(Task objective):
All of the data needs to be repeated exactly.

(Data to use):
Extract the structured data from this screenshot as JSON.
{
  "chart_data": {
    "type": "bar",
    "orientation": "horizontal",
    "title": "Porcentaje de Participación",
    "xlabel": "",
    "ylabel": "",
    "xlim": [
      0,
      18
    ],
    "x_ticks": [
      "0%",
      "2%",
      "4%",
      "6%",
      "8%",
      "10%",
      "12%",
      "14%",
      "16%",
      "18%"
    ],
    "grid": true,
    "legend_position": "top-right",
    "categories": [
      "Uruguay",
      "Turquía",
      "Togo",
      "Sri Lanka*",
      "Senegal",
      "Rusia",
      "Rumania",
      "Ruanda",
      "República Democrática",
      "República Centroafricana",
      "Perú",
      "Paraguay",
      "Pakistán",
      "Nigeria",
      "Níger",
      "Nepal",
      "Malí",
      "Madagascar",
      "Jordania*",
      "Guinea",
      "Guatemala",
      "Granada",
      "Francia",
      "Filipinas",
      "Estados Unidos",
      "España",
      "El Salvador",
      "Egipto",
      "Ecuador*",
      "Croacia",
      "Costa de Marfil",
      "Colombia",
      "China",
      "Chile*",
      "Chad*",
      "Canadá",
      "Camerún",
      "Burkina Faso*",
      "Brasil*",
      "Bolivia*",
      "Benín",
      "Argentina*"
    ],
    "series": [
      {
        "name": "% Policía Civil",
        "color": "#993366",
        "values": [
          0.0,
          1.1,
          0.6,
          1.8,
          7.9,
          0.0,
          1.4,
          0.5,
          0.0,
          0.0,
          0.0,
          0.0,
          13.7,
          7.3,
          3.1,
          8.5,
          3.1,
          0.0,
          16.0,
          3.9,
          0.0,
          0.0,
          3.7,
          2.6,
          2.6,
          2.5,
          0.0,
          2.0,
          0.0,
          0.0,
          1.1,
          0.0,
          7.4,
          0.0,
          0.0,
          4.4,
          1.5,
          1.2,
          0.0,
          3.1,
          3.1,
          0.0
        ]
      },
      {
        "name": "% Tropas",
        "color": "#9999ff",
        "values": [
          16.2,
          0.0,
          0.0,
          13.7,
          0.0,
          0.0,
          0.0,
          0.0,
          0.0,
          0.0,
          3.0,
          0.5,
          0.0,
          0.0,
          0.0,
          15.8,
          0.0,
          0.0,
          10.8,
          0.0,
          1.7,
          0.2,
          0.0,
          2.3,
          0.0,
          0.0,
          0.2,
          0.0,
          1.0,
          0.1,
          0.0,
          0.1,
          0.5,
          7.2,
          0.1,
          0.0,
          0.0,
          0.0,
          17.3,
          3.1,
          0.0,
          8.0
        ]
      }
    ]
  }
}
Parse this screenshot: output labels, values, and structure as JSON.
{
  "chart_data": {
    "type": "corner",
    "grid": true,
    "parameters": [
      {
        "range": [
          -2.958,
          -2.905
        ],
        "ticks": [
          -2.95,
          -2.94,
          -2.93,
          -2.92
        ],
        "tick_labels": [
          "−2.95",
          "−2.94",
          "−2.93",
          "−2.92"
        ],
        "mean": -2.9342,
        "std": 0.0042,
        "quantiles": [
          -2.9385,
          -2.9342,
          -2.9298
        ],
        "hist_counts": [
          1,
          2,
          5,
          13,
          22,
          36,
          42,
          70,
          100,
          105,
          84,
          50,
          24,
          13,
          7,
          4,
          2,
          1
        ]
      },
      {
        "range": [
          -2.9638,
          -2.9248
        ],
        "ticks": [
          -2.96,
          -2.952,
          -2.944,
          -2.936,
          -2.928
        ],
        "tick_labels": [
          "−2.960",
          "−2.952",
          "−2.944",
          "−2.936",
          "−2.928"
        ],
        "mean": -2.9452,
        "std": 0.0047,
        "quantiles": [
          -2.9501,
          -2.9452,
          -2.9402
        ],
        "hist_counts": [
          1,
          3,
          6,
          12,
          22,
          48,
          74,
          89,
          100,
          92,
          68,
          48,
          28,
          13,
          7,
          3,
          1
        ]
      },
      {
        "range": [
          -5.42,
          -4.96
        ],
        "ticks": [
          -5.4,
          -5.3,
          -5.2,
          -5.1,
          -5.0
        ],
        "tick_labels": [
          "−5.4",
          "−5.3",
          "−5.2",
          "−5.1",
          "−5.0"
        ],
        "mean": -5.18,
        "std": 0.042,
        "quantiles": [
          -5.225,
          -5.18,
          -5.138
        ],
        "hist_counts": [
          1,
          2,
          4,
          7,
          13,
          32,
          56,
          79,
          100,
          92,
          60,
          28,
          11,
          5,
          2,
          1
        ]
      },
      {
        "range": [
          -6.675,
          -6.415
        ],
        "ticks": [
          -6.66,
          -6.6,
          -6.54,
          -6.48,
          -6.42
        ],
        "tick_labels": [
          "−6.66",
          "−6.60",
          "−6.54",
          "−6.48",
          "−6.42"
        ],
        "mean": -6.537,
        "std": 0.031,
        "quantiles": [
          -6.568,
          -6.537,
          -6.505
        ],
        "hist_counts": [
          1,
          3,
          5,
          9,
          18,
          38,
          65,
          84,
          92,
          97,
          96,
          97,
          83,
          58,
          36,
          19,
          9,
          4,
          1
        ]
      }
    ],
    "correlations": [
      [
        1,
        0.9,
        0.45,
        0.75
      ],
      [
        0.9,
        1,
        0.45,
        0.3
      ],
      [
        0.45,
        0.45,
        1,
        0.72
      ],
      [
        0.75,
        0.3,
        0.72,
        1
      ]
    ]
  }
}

(Output for this exercise):
Extract the structured data from this screenshot as JSON.
{
  "chart_data": {
    "type": "bar",
    "orientation": "horizontal",
    "title": "Porcentaje de Participación",
    "xlabel": "",
    "ylabel": "",
    "xlim": [
      0,
      18
    ],
    "x_ticks": [
      "0%",
      "2%",
      "4%",
      "6%",
      "8%",
      "10%",
      "12%",
      "14%",
      "16%",
      "18%"
    ],
    "grid": true,
    "legend_position": "top-right",
    "categories": [
      "Uruguay",
      "Turquía",
      "Togo",
      "Sri Lanka*",
      "Senegal",
      "Rusia",
      "Rumania",
      "Ruanda",
      "República Democrática",
      "República Centroafricana",
      "Perú",
      "Paraguay",
      "Pakistán",
      "Nigeria",
      "Níger",
      "Nepal",
      "Malí",
      "Madagascar",
      "Jordania*",
      "Guinea",
      "Guatemala",
      "Granada",
      "Francia",
      "Filipinas",
      "Estados Unidos",
      "España",
      "El Salvador",
      "Egipto",
      "Ecuador*",
      "Croacia",
      "Costa de Marfil",
      "Colombia",
      "China",
      "Chile*",
      "Chad*",
      "Canadá",
      "Camerún",
      "Burkina Faso*",
      "Brasil*",
      "Bolivia*",
      "Benín",
      "Argentina*"
    ],
    "series": [
      {
        "name": "% Policía Civil",
        "color": "#993366",
        "values": [
          0.0,
          1.1,
          0.6,
          1.8,
          7.9,
          0.0,
          1.4,
          0.5,
          0.0,
          0.0,
          0.0,
          0.0,
          13.7,
          7.3,
          3.1,
          8.5,
          3.1,
          0.0,
          16.0,
          3.9,
          0.0,
          0.0,
          3.7,
          2.6,
          2.6,
          2.5,
          0.0,
          2.0,
          0.0,
          0.0,
          1.1,
          0.0,
          7.4,
          0.0,
          0.0,
          4.4,
          1.5,
          1.2,
          0.0,
          3.1,
          3.1,
          0.0
        ]
      },
      {
        "name": "% Tropas",
        "color": "#9999ff",
        "values": [
          16.2,
          0.0,
          0.0,
          13.7,
          0.0,
          0.0,
          0.0,
          0.0,
          0.0,
          0.0,
          3.0,
          0.5,
          0.0,
          0.0,
          0.0,
          15.8,
          0.0,
          0.0,
          10.8,
          0.0,
          1.7,
          0.2,
          0.0,
          2.3,
          0.0,
          0.0,
          0.2,
          0.0,
          1.0,
          0.1,
          0.0,
          0.1,
          0.5,
          7.2,
          0.1,
          0.0,
          0.0,
          0.0,
          17.3,
          3.1,
          0.0,
          8.0
        ]
      }
    ]
  }
}
Parse this screenshot: output labels, values, and structure as JSON.
{
  "chart_data": {
    "type": "corner",
    "grid": true,
    "parameters": [
      {
        "range": [
          -2.958,
          -2.905
        ],
        "ticks": [
          -2.95,
          -2.94,
          -2.93,
          -2.92
        ],
        "tick_labels": [
          "−2.95",
          "−2.94",
          "−2.93",
          "−2.92"
        ],
        "mean": -2.9342,
        "std": 0.0042,
        "quantiles": [
          -2.9385,
          -2.9342,
          -2.9298
        ],
        "hist_counts": [
          1,
          2,
          5,
          13,
          22,
          36,
          42,
          70,
          100,
          105,
          84,
          50,
          24,
          13,
          7,
          4,
          2,
          1
        ]
      },
      {
        "range": [
          -2.9638,
          -2.9248
        ],
        "ticks": [
          -2.96,
          -2.952,
          -2.944,
          -2.936,
          -2.928
        ],
        "tick_labels": [
          "−2.960",
          "−2.952",
          "−2.944",
          "−2.936",
          "−2.928"
        ],
        "mean": -2.9452,
        "std": 0.0047,
        "quantiles": [
          -2.9501,
          -2.9452,
          -2.9402
        ],
        "hist_counts": [
          1,
          3,
          6,
          12,
          22,
          48,
          74,
          89,
          100,
          92,
          68,
          48,
          28,
          13,
          7,
          3,
          1
        ]
      },
      {
        "range": [
          -5.42,
          -4.96
        ],
        "ticks": [
          -5.4,
          -5.3,
          -5.2,
          -5.1,
          -5.0
        ],
        "tick_labels": [
          "−5.4",
          "−5.3",
          "−5.2",
          "−5.1",
          "−5.0"
        ],
        "mean": -5.18,
        "std": 0.042,
        "quantiles": [
          -5.225,
          -5.18,
          -5.138
        ],
        "hist_counts": [
          1,
          2,
          4,
          7,
          13,
          32,
          56,
          79,
          100,
          92,
          60,
          28,
          11,
          5,
          2,
          1
        ]
      },
      {
        "range": [
          -6.675,
          -6.415
        ],
        "ticks": [
          -6.66,
          -6.6,
          -6.54,
          -6.48,
          -6.42
        ],
        "tick_labels": [
          "−6.66",
          "−6.60",
          "−6.54",
          "−6.48",
          "−6.42"
        ],
        "mean": -6.537,
        "std": 0.031,
        "quantiles": [
          -6.568,
          -6.537,
          -6.505
        ],
        "hist_counts": [
          1,
          3,
          5,
          9,
          18,
          38,
          65,
          84,
          92,
          97,
          96,
          97,
          83,
          58,
          36,
          19,
          9,
          4,
          1
        ]
      }
    ],
    "correlations": [
      [
        1,
        0.9,
        0.45,
        0.75
      ],
      [
        0.9,
        1,
        0.45,
        0.3
      ],
      [
        0.45,
        0.45,
        1,
        0.72
      ],
      [
        0.75,
        0.3,
        0.72,
        1
      ]
    ]
  }
}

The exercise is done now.